In the records below, find each line with the word "Short" and copy it.

------------

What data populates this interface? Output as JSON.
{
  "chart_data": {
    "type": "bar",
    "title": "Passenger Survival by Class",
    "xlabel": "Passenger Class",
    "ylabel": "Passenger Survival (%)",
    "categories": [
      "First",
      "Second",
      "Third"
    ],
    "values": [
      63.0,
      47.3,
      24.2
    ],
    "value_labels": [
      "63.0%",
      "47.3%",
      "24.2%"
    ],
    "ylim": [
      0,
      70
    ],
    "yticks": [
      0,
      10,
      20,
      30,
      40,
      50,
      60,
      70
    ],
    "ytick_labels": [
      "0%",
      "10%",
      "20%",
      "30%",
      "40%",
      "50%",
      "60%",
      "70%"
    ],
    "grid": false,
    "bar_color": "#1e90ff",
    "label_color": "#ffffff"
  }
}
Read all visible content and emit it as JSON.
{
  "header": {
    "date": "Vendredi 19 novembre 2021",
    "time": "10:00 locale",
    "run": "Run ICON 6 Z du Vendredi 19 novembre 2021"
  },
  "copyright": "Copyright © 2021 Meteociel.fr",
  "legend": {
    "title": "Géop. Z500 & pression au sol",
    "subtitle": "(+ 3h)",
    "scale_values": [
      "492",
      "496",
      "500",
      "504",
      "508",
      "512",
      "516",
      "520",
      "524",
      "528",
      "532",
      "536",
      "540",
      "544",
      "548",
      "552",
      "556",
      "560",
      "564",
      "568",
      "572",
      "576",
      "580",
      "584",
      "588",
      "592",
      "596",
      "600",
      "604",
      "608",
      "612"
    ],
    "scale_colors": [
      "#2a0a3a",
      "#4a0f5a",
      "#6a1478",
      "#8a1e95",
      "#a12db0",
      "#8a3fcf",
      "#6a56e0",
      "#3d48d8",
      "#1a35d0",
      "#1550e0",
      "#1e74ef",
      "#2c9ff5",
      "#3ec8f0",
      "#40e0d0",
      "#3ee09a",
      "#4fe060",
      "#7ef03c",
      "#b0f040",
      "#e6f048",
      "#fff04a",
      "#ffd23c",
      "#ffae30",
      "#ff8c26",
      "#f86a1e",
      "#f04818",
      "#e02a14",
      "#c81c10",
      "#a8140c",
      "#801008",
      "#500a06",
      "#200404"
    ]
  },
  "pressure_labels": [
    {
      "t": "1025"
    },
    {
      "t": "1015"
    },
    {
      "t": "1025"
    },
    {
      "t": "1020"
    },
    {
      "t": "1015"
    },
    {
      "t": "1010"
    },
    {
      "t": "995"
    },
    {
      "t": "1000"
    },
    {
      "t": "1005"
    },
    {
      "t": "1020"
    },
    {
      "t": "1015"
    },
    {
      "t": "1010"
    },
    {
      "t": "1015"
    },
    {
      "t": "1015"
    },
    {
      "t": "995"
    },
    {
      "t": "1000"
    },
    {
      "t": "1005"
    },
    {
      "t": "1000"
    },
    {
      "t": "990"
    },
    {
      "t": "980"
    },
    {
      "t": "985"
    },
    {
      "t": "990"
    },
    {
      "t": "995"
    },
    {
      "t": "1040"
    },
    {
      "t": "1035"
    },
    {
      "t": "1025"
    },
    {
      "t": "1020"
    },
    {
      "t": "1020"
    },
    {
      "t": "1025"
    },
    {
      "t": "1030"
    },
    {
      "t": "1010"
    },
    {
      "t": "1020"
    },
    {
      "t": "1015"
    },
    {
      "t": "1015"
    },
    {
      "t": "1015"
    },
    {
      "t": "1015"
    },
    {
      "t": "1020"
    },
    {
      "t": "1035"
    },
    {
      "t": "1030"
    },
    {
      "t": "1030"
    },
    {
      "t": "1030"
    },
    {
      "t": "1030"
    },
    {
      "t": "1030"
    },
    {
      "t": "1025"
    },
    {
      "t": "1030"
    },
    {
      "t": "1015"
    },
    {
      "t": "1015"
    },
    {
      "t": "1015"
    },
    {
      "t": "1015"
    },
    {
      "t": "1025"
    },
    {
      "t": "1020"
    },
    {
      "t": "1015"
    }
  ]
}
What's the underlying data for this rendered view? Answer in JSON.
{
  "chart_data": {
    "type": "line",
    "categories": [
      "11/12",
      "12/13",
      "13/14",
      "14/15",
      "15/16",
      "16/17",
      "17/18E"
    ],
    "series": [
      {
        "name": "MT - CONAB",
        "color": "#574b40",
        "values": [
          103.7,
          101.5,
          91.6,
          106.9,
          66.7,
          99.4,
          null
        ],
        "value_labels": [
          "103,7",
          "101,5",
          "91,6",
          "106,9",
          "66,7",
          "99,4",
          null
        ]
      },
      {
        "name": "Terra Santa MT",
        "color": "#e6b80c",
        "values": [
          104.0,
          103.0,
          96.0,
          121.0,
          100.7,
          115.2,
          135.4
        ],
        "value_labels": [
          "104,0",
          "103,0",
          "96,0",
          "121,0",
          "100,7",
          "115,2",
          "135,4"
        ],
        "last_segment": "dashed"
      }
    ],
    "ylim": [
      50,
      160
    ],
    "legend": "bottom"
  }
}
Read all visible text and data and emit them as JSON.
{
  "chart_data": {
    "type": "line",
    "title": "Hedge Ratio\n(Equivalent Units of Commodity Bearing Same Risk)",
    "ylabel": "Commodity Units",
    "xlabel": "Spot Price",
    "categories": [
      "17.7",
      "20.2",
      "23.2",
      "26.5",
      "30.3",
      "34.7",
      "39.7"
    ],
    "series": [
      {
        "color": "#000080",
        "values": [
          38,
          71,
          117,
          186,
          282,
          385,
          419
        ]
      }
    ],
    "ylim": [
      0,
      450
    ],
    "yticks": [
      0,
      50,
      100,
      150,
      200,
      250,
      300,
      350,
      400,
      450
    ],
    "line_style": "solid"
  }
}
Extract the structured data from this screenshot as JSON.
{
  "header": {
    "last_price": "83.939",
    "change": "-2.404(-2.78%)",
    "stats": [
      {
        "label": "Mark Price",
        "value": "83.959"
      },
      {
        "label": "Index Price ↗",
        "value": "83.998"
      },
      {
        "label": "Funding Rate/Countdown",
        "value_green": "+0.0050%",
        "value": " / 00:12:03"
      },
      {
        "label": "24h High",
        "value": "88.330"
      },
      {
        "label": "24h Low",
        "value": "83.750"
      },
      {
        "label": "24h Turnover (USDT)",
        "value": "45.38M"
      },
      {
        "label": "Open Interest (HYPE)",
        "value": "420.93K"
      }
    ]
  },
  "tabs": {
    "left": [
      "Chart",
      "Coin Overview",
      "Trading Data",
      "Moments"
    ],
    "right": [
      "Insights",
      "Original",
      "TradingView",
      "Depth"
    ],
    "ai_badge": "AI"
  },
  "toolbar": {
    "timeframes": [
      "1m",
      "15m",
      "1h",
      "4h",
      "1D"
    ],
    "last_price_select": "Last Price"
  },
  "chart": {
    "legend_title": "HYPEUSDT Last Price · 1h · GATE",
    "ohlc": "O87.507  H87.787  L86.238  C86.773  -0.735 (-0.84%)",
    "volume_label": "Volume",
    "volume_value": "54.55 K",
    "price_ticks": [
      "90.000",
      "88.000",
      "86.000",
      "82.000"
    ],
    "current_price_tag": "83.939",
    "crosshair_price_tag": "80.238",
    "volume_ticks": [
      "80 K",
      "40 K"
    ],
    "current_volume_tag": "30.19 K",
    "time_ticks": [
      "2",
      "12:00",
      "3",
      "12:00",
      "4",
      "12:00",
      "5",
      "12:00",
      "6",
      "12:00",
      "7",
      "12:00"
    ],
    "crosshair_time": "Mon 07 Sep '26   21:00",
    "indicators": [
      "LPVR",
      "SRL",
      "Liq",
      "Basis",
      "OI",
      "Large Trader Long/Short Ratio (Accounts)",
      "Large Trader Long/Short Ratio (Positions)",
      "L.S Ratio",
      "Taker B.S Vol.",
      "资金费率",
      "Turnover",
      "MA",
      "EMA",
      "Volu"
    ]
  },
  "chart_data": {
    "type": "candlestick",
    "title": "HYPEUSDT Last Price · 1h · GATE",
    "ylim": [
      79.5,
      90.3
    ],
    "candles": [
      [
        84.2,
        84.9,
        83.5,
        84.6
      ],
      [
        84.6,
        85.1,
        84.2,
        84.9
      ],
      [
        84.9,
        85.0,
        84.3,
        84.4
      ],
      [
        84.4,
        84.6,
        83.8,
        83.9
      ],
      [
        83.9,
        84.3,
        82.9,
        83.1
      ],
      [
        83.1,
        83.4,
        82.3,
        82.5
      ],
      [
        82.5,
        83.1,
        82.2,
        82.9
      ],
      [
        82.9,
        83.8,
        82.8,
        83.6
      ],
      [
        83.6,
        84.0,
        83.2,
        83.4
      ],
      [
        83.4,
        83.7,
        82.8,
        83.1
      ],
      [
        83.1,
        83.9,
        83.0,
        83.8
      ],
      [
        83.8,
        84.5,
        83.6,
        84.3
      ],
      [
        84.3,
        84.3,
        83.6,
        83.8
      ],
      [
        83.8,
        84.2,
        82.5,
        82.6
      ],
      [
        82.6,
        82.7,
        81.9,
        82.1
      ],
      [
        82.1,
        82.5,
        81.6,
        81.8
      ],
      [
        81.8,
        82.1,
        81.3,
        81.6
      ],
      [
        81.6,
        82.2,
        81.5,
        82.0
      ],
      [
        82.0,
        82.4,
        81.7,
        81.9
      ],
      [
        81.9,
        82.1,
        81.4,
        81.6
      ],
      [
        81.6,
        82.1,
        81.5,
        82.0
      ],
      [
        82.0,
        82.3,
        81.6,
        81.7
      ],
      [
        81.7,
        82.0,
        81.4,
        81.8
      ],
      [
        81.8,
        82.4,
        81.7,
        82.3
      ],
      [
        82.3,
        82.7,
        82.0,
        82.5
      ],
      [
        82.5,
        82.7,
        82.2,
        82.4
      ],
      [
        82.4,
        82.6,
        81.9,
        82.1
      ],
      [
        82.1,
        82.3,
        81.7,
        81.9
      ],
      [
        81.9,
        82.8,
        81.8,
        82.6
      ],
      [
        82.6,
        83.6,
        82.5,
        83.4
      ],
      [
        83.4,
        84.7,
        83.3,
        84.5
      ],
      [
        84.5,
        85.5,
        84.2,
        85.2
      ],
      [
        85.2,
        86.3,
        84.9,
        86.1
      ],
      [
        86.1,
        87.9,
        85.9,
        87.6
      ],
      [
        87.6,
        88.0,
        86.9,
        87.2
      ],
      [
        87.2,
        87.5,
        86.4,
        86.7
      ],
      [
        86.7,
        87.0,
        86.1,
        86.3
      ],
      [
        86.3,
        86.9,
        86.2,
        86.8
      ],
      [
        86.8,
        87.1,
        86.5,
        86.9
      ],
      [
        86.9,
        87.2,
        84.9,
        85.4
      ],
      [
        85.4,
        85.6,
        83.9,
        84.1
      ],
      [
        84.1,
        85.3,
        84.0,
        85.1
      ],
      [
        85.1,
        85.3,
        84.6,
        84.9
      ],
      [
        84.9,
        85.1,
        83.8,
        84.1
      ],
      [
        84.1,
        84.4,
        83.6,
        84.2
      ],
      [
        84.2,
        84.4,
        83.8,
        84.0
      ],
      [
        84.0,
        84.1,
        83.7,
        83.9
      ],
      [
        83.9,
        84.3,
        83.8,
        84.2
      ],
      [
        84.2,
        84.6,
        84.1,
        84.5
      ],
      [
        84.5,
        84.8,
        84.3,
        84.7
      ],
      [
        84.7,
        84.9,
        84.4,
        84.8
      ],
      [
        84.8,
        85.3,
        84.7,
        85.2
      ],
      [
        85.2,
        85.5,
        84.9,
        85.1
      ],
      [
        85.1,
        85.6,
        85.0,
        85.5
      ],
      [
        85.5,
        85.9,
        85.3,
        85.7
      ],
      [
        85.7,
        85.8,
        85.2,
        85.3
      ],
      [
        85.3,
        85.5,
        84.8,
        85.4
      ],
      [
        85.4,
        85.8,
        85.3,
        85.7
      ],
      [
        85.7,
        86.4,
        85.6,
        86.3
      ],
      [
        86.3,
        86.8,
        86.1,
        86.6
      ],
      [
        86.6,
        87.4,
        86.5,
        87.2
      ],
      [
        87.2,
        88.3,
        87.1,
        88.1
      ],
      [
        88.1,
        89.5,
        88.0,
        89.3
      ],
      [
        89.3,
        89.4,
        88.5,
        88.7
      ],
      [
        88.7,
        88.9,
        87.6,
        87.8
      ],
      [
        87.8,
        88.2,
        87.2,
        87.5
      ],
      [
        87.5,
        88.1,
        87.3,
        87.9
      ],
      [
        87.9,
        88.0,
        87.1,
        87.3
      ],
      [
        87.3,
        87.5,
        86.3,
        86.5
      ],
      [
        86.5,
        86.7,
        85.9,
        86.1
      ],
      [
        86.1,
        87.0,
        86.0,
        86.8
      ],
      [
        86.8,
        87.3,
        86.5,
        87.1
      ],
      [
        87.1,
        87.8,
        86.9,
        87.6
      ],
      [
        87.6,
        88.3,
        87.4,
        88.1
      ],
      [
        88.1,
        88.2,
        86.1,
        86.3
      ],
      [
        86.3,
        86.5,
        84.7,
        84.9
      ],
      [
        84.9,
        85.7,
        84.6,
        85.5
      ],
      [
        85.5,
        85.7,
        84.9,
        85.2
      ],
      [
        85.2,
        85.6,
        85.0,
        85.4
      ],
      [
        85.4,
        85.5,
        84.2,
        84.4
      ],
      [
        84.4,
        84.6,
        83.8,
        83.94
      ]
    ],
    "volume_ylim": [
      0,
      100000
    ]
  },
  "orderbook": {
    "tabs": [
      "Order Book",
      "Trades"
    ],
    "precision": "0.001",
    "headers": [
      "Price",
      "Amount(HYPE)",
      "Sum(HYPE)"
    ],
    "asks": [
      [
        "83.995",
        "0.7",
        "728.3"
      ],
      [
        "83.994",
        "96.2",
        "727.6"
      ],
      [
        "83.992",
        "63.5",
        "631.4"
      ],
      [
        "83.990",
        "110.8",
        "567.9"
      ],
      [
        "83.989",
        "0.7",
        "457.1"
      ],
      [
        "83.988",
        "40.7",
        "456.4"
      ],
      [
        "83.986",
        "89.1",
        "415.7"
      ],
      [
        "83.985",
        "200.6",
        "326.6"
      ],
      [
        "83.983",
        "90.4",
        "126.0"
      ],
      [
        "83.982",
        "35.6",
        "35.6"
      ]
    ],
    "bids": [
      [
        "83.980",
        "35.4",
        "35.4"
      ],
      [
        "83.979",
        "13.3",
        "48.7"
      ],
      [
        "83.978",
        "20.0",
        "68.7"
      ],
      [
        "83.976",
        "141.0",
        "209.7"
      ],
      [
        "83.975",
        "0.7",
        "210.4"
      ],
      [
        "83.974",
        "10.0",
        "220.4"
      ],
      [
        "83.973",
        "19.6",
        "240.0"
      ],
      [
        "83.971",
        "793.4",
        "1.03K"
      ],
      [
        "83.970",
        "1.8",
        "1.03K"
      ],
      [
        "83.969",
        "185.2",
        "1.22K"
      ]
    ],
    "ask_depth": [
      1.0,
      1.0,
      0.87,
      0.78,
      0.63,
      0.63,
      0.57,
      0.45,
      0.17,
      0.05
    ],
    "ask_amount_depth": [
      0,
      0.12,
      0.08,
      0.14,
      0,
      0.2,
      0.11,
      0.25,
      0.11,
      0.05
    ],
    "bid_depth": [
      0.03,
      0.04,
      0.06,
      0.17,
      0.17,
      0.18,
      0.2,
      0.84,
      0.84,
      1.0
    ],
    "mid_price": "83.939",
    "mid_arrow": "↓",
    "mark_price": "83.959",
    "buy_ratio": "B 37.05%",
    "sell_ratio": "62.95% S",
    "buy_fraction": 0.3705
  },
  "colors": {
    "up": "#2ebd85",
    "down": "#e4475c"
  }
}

------------

[Response for this exercise]:
      "Large Trader Long/Short Ratio (Accounts)",
      "Large Trader Long/Short Ratio (Positions)",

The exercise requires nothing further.